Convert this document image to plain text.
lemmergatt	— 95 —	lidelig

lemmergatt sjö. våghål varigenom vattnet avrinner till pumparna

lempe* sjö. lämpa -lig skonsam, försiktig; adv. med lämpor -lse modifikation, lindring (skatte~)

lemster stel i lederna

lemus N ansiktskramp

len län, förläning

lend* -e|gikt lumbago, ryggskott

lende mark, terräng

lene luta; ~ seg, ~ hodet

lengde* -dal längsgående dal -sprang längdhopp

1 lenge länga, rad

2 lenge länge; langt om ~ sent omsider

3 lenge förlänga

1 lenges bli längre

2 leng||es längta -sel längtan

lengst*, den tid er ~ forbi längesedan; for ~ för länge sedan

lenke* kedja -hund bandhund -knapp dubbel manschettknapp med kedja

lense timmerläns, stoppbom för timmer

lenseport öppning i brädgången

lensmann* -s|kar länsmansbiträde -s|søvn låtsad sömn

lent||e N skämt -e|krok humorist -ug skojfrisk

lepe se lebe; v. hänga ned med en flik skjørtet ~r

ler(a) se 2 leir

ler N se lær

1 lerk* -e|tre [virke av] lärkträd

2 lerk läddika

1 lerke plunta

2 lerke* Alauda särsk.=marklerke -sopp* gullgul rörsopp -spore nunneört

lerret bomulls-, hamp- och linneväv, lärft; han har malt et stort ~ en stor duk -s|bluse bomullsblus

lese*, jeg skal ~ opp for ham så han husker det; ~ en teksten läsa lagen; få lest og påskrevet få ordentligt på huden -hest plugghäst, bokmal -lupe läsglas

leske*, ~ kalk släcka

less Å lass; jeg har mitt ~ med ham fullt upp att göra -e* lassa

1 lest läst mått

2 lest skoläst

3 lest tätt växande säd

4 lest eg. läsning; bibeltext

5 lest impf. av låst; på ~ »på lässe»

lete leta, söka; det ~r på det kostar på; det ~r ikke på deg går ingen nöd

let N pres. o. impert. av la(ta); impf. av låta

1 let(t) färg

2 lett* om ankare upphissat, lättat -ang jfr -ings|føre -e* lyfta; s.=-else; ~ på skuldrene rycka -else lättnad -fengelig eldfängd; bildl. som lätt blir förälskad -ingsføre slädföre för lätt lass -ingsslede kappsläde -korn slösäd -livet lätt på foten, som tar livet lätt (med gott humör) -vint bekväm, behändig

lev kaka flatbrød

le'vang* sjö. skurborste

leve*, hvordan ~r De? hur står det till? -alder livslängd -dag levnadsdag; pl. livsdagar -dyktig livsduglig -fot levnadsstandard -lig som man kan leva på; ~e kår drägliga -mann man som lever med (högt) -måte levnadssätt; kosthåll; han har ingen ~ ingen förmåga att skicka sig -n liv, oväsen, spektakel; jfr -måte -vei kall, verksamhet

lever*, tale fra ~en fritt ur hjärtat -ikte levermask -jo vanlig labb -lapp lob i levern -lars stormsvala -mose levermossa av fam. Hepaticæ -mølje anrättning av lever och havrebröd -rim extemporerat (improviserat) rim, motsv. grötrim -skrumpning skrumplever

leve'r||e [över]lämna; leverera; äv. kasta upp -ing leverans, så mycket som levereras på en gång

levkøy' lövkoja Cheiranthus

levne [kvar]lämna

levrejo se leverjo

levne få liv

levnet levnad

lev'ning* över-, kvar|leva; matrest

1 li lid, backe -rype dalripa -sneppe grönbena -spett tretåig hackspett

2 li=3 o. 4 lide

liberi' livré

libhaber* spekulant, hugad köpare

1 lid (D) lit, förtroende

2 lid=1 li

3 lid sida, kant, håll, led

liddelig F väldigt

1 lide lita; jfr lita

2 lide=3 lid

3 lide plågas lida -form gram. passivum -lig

* _WHAT THE TASK ASKS_: Please print the data above exactly as it appears.

* _SOLUTION BELOW_:
Convert this document image to plain text.
lemmergatt	— 95 —	lidelig

lemmergatt sjö. våghål varigenom vattnet avrinner till pumparna

lempe* sjö. lämpa -lig skonsam, försiktig; adv. med lämpor -lse modifikation, lindring (skatte~)

lemster stel i lederna

lemus N ansiktskramp

len län, förläning

lend* -e|gikt lumbago, ryggskott

lende mark, terräng

lene luta; ~ seg, ~ hodet

lengde* -dal längsgående dal -sprang längdhopp

1 lenge länga, rad

2 lenge länge; langt om ~ sent omsider

3 lenge förlänga

1 lenges bli längre

2 leng||es längta -sel längtan

lengst*, den tid er ~ forbi längesedan; for ~ för länge sedan

lenke* kedja -hund bandhund -knapp dubbel manschettknapp med kedja

lense timmerläns, stoppbom för timmer

lenseport öppning i brädgången

lensmann* -s|kar länsmansbiträde -s|søvn låtsad sömn

lent||e N skämt -e|krok humorist -ug skojfrisk

lepe se lebe; v. hänga ned med en flik skjørtet ~r

ler(a) se 2 leir

ler N se lær

1 lerk* -e|tre [virke av] lärkträd

2 lerk läddika

1 lerke plunta

2 lerke* Alauda särsk.=marklerke -sopp* gullgul rörsopp -spore nunneört

lerret bomulls-, hamp- och linneväv, lärft; han har malt et stort ~ en stor duk -s|bluse bomullsblus

lese*, jeg skal ~ opp for ham så han husker det; ~ en teksten läsa lagen; få lest og påskrevet få ordentligt på huden -hest plugghäst, bokmal -lupe läsglas

leske*, ~ kalk släcka

less Å lass; jeg har mitt ~ med ham fullt upp att göra -e* lassa

1 lest läst mått

2 lest skoläst

3 lest tätt växande säd

4 lest eg. läsning; bibeltext

5 lest impf. av låst; på ~ »på lässe»

lete leta, söka; det ~r på det kostar på; det ~r ikke på deg går ingen nöd

let N pres. o. impert. av la(ta); impf. av låta

1 let(t) färg

2 lett* om ankare upphissat, lättat -ang jfr -ings|føre -e* lyfta; s.=-else; ~ på skuldrene rycka -else lättnad -fengelig eldfängd; bildl. som lätt blir förälskad -ingsføre slädföre för lätt lass -ingsslede kappsläde -korn slösäd -livet lätt på foten, som tar livet lätt (med gott humör) -vint bekväm, behändig

lev kaka flatbrød

le'vang* sjö. skurborste

leve*, hvordan ~r De? hur står det till? -alder livslängd -dag levnadsdag; pl. livsdagar -dyktig livsduglig -fot levnadsstandard -lig som man kan leva på; ~e kår drägliga -mann man som lever med (högt) -måte levnadssätt; kosthåll; han har ingen ~ ingen förmåga att skicka sig -n liv, oväsen, spektakel; jfr -måte -vei kall, verksamhet

lever*, tale fra ~en fritt ur hjärtat -ikte levermask -jo vanlig labb -lapp lob i levern -lars stormsvala -mose levermossa av fam. Hepaticæ -mølje anrättning av lever och havrebröd -rim extemporerat (improviserat) rim, motsv. grötrim -skrumpning skrumplever

leve'r||e [över]lämna; leverera; äv. kasta upp -ing leverans, så mycket som levereras på en gång

levkøy' lövkoja Cheiranthus

levne [kvar]lämna

levrejo se leverjo

levne få liv

levnet levnad

lev'ning* över-, kvar|leva; matrest

1 li lid, backe -rype dalripa -sneppe grönbena -spett tretåig hackspett

2 li=3 o. 4 lide

liberi' livré

libhaber* spekulant, hugad köpare

1 lid (D) lit, förtroende

2 lid=1 li

3 lid sida, kant, håll, led

liddelig F väldigt

1 lide lita; jfr lita

2 lide=3 lid

3 lide plågas lida -form gram. passivum -lig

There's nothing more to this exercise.